Stated exercise:
Extract each line bearing the word "vendors".

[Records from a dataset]
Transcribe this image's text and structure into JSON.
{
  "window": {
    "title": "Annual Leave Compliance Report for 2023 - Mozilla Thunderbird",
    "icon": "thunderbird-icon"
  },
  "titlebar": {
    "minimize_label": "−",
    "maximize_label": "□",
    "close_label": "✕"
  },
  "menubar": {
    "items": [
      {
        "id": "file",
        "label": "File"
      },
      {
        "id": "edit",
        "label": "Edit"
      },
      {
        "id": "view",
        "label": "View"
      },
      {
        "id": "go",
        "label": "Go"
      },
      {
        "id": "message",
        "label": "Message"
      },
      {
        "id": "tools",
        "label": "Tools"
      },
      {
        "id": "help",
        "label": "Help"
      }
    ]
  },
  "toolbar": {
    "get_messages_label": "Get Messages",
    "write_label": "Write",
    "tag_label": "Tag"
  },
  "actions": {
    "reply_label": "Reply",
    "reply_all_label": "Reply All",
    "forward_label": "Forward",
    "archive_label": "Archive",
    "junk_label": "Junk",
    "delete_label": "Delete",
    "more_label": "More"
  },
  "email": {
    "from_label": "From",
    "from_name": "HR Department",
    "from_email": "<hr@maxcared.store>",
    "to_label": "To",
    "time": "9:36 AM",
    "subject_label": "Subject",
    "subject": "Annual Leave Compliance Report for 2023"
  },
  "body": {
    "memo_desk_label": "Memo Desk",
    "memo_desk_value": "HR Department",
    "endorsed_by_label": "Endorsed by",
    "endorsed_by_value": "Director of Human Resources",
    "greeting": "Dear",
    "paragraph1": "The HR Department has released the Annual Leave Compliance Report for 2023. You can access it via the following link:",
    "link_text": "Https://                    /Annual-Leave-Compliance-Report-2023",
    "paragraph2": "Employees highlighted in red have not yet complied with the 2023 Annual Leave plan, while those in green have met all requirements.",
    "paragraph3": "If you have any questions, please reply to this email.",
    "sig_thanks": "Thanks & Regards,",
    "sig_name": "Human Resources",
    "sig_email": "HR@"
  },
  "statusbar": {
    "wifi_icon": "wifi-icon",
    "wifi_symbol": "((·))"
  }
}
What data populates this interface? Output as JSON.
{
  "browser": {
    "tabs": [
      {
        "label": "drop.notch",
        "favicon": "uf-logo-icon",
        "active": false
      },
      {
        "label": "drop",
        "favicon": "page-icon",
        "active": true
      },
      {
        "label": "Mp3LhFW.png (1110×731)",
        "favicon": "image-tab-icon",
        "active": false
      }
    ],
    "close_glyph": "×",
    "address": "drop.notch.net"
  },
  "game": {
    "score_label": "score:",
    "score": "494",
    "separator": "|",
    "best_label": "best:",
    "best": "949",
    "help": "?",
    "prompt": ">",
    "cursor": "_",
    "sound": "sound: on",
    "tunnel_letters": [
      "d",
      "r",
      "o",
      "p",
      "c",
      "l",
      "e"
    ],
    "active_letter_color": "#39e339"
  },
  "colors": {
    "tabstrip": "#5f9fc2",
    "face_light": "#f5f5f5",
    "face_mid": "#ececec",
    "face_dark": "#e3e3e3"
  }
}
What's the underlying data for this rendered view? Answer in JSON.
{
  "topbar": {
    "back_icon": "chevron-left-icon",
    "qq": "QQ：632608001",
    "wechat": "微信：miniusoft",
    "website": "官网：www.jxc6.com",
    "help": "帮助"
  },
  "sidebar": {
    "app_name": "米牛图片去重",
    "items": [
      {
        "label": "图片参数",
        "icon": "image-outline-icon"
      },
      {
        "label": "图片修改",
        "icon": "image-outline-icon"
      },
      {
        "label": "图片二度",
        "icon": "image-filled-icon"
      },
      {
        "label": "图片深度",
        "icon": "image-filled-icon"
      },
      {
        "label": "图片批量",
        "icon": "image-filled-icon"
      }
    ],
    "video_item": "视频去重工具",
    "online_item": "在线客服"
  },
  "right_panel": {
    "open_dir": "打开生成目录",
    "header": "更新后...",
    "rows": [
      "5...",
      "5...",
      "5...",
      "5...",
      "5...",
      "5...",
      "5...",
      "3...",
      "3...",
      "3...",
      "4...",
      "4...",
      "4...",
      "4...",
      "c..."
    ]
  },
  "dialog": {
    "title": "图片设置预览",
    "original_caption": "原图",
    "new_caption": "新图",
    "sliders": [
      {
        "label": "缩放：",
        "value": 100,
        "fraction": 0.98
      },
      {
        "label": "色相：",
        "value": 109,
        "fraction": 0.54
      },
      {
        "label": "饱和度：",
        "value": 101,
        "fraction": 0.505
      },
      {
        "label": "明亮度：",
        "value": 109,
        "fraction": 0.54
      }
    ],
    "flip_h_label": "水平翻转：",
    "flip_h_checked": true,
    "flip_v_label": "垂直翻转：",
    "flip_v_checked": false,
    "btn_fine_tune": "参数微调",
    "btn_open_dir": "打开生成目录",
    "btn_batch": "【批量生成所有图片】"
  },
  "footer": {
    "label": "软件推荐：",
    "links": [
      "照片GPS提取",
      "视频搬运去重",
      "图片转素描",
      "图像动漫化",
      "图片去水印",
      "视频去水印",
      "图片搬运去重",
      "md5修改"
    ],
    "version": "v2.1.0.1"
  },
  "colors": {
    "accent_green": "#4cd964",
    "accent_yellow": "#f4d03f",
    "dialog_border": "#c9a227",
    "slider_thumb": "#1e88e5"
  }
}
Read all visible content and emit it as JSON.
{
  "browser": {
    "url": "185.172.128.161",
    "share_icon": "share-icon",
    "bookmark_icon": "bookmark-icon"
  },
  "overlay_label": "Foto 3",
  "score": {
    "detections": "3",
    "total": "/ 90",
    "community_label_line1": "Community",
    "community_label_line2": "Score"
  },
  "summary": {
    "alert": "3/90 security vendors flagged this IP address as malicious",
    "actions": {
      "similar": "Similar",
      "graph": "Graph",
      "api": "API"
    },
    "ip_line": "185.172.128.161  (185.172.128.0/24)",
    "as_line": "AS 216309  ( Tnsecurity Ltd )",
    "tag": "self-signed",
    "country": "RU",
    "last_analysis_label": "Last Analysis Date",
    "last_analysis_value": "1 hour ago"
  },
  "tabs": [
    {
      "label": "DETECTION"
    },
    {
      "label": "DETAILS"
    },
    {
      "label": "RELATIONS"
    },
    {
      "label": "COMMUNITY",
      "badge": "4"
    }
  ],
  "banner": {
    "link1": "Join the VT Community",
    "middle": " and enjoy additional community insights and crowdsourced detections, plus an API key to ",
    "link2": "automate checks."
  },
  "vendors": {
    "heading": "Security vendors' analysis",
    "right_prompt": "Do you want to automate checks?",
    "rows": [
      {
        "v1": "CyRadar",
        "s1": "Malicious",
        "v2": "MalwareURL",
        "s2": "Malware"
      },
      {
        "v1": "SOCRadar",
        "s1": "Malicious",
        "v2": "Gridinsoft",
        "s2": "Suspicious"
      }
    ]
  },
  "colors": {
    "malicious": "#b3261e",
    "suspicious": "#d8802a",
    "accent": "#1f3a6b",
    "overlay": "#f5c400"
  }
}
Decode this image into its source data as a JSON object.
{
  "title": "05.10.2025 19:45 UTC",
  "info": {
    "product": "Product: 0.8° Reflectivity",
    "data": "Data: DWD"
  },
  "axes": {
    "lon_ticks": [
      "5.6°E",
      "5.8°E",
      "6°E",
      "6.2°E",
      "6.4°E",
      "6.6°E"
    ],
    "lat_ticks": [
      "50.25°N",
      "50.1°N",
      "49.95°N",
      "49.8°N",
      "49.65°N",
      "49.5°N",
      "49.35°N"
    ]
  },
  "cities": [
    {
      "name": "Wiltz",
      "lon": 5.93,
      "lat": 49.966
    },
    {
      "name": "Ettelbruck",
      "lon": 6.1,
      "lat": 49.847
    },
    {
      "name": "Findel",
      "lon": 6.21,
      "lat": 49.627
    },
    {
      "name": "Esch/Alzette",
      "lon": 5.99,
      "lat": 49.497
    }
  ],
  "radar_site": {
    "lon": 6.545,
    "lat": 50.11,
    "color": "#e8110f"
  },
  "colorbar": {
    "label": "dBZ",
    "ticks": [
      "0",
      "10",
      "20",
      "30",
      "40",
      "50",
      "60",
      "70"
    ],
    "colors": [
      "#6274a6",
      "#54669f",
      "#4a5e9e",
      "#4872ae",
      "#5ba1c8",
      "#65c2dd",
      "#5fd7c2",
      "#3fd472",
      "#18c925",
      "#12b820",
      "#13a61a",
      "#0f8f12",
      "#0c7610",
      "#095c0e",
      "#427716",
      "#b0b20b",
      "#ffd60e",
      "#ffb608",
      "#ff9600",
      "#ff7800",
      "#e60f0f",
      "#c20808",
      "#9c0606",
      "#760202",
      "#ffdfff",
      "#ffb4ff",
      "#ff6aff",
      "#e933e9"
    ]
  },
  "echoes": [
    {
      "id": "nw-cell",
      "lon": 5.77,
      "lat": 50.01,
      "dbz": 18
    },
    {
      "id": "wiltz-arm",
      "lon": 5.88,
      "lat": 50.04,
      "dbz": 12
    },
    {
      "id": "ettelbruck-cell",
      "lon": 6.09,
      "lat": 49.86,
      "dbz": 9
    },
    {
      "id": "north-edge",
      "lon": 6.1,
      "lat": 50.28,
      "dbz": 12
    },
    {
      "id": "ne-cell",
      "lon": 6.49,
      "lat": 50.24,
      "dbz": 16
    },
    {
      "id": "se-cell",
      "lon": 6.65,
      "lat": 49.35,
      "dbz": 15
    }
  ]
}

The response:
    "alert": "3/90 security vendors flagged this IP address as malicious",
  "vendors": {
    "heading": "Security vendors' analysis",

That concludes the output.